» Exercise: State the count of lines below in which the word "renovated" appears, and add nothing.
⁂
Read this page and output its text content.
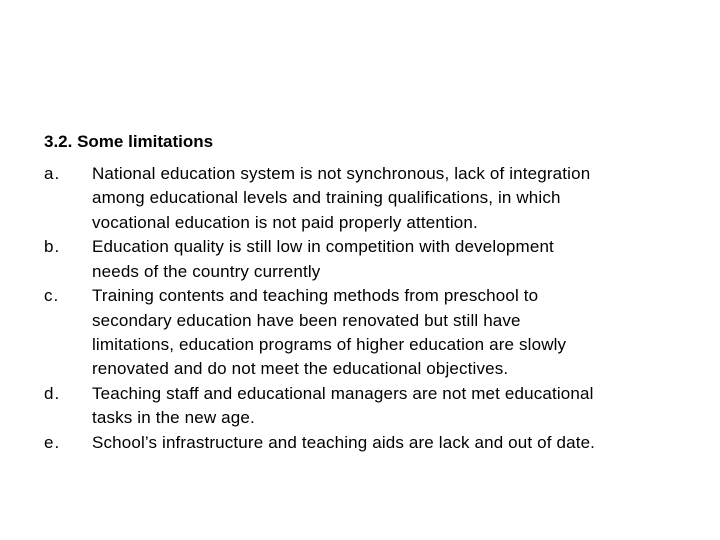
3.2. Some limitations
a. National education system is not synchronous, lack of integration
among educational levels and training qualifications, in which
vocational education is not paid properly attention.
b. Education quality is still low in competition with development
needs of the country currently
c. Training contents and teaching methods from preschool to
secondary education have been renovated but still have
limitations, education programs of higher education are slowly
renovated and do not meet the educational objectives.
d. Teaching staff and educational managers are not met educational
tasks in the new age.
e. School’s infrastructure and teaching aids are lack and out of date.
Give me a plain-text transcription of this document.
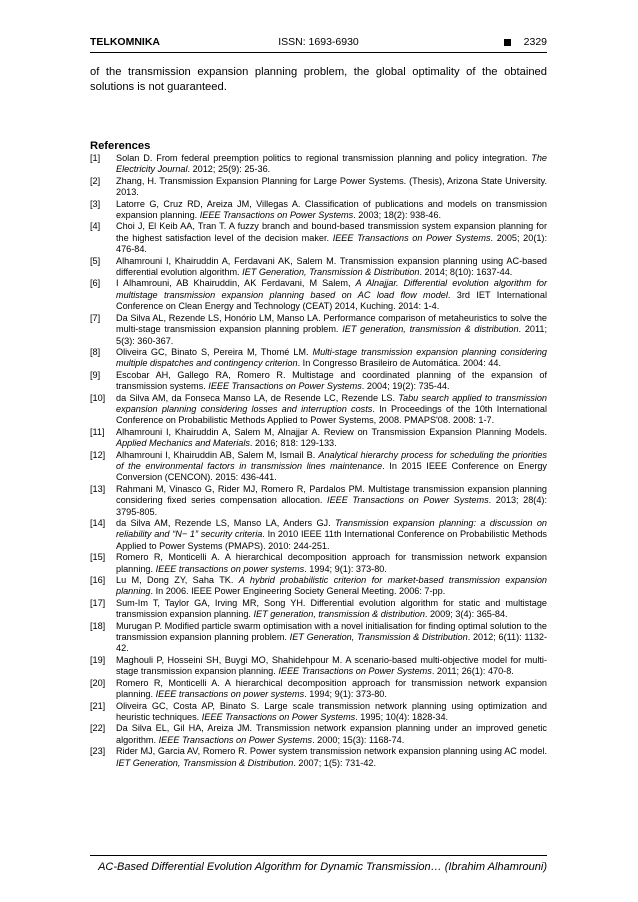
TELKOMNIKA	ISSN: 1693-6930	2329
of the transmission expansion planning problem, the global optimality of the obtained solutions is not guaranteed.
References
[1]	Solan D. From federal preemption politics to regional transmission planning and policy integration. The Electricity Journal. 2012; 25(9): 25-36.
[2]	Zhang, H. Transmission Expansion Planning for Large Power Systems. (Thesis), Arizona State University. 2013.
[3]	Latorre G, Cruz RD, Areiza JM, Villegas A. Classification of publications and models on transmission expansion planning. IEEE Transactions on Power Systems. 2003; 18(2): 938-46.
[4]	Choi J, El Keib AA, Tran T. A fuzzy branch and bound-based transmission system expansion planning for the highest satisfaction level of the decision maker. IEEE Transactions on Power Systems. 2005; 20(1): 476-84.
[5]	Alhamrouni I, Khairuddin A, Ferdavani AK, Salem M. Transmission expansion planning using AC-based differential evolution algorithm. IET Generation, Transmission & Distribution. 2014; 8(10): 1637-44.
[6]	I Alhamrouni, AB Khairuddin, AK Ferdavani, M Salem, A Alnajjar. Differential evolution algorithm for multistage transmission expansion planning based on AC load flow model. 3rd IET International Conference on Clean Energy and Technology (CEAT) 2014, Kuching. 2014: 1-4.
[7]	Da Silva AL, Rezende LS, Honório LM, Manso LA. Performance comparison of metaheuristics to solve the multi-stage transmission expansion planning problem. IET generation, transmission & distribution. 2011; 5(3): 360-367.
[8]	Oliveira GC, Binato S, Pereira M, Thomé LM. Multi-stage transmission expansion planning considering multiple dispatches and contingency criterion. In Congresso Brasileiro de Automática. 2004: 44.
[9]	Escobar AH, Gallego RA, Romero R. Multistage and coordinated planning of the expansion of transmission systems. IEEE Transactions on Power Systems. 2004; 19(2): 735-44.
[10]	da Silva AM, da Fonseca Manso LA, de Resende LC, Rezende LS. Tabu search applied to transmission expansion planning considering losses and interruption costs. In Proceedings of the 10th International Conference on Probabilistic Methods Applied to Power Systems, 2008. PMAPS'08. 2008: 1-7.
[11]	Alhamrouni I, Khairuddin A, Salem M, Alnajjar A. Review on Transmission Expansion Planning Models. Applied Mechanics and Materials. 2016; 818: 129-133.
[12]	Alhamrouni I, Khairuddin AB, Salem M, Ismail B. Analytical hierarchy process for scheduling the priorities of the environmental factors in transmission lines maintenance. In 2015 IEEE Conference on Energy Conversion (CENCON). 2015: 436-441.
[13]	Rahmani M, Vinasco G, Rider MJ, Romero R, Pardalos PM. Multistage transmission expansion planning considering fixed series compensation allocation. IEEE Transactions on Power Systems. 2013; 28(4): 3795-805.
[14]	da Silva AM, Rezende LS, Manso LA, Anders GJ. Transmission expansion planning: a discussion on reliability and “N− 1” security criteria. In 2010 IEEE 11th International Conference on Probabilistic Methods Applied to Power Systems (PMAPS). 2010: 244-251.
[15]	Romero R, Monticelli A. A hierarchical decomposition approach for transmission network expansion planning. IEEE transactions on power systems. 1994; 9(1): 373-80.
[16]	Lu M, Dong ZY, Saha TK. A hybrid probabilistic criterion for market-based transmission expansion planning. In 2006. IEEE Power Engineering Society General Meeting. 2006: 7-pp.
[17]	Sum-Im T, Taylor GA, Irving MR, Song YH. Differential evolution algorithm for static and multistage transmission expansion planning. IET generation, transmission & distribution. 2009; 3(4): 365-84.
[18]	Murugan P. Modified particle swarm optimisation with a novel initialisation for finding optimal solution to the transmission expansion planning problem. IET Generation, Transmission & Distribution. 2012; 6(11): 1132-42.
[19]	Maghouli P, Hosseini SH, Buygi MO, Shahidehpour M. A scenario-based multi-objective model for multi-stage transmission expansion planning. IEEE Transactions on Power Systems. 2011; 26(1): 470-8.
[20]	Romero R, Monticelli A. A hierarchical decomposition approach for transmission network expansion planning. IEEE transactions on power systems. 1994; 9(1): 373-80.
[21]	Oliveira GC, Costa AP, Binato S. Large scale transmission network planning using optimization and heuristic techniques. IEEE Transactions on Power Systems. 1995; 10(4): 1828-34.
[22]	Da Silva EL, Gil HA, Areiza JM. Transmission network expansion planning under an improved genetic algorithm. IEEE Transactions on Power Systems. 2000; 15(3): 1168-74.
[23]	Rider MJ, Garcia AV, Romero R. Power system transmission network expansion planning using AC model. IET Generation, Transmission & Distribution. 2007; 1(5): 731-42.
AC-Based Differential Evolution Algorithm for Dynamic Transmission… (Ibrahim Alhamrouni)
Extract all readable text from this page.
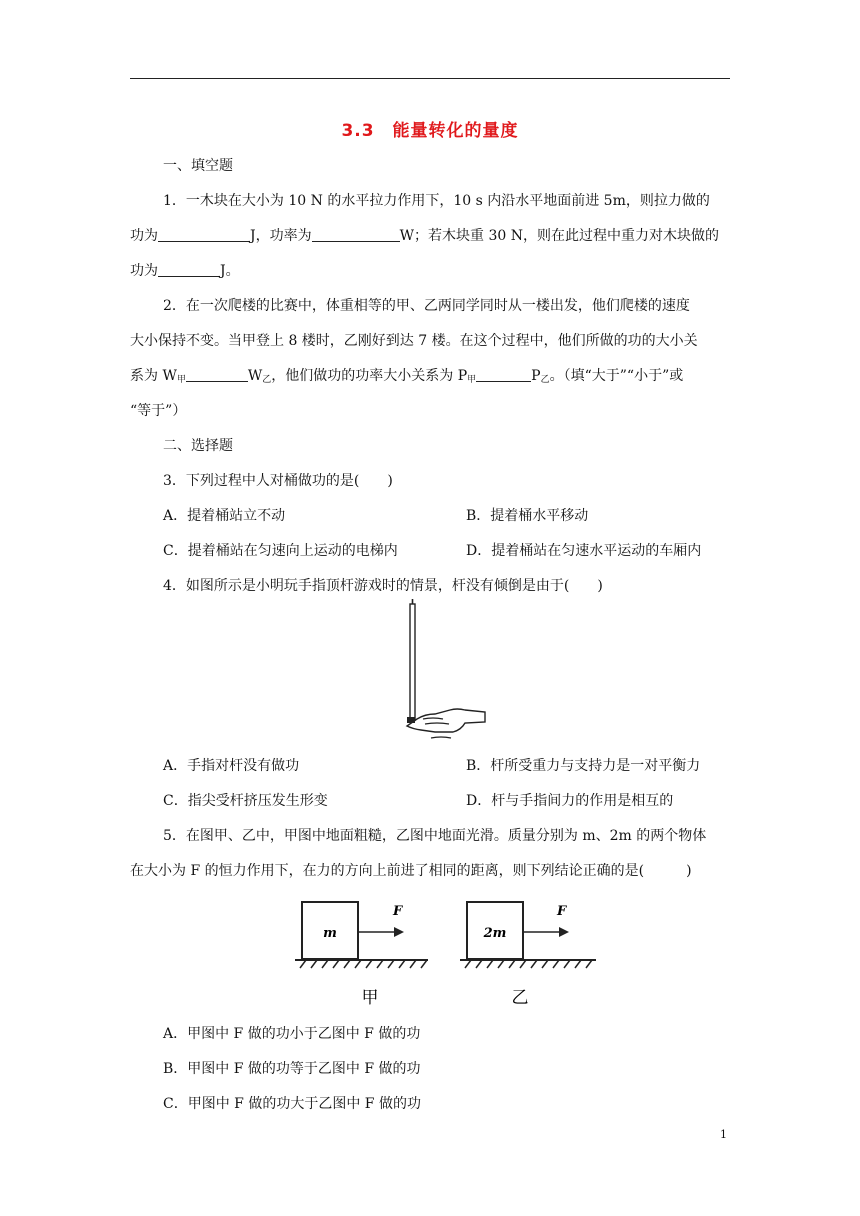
3.3　能量转化的量度
一、填空题
1．一木块在大小为 10 N 的水平拉力作用下，10 s 内沿水平地面前进 5m，则拉力做的
功为	J，功率为	W；若木块重 30 N，则在此过程中重力对木块做的
功为	J。
2．在一次爬楼的比赛中，体重相等的甲、乙两同学同时从一楼出发，他们爬楼的速度
大小保持不变。当甲登上 8 楼时，乙刚好到达 7 楼。在这个过程中，他们所做的功的大小关
系为 $W_甲$	$W_乙$，他们做功的功率大小关系为 $P_甲$	$P_乙$。（填“大于”“小于”或
“等于”）
二、选择题
3．下列过程中人对桶做功的是(　　)
A．提着桶站立不动	B．提着桶水平移动
C．提着桶站在匀速向上运动的电梯内	D．提着桶站在匀速水平运动的车厢内
4．如图所示是小明玩手指顶杆游戏时的情景，杆没有倾倒是由于(　　)
A．手指对杆没有做功	B．杆所受重力与支持力是一对平衡力
C．指尖受杆挤压发生形变	D．杆与手指间力的作用是相互的
5．在图甲、乙中，甲图中地面粗糙，乙图中地面光滑。质量分别为 m、2m 的两个物体
在大小为 F 的恒力作用下，在力的方向上前进了相同的距离，则下列结论正确的是(　　　)
m
F
甲
2m
F
乙
A．甲图中 F 做的功小于乙图中 F 做的功
B．甲图中 F 做的功等于乙图中 F 做的功
C．甲图中 F 做的功大于乙图中 F 做的功
1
⁂
» Answer: 2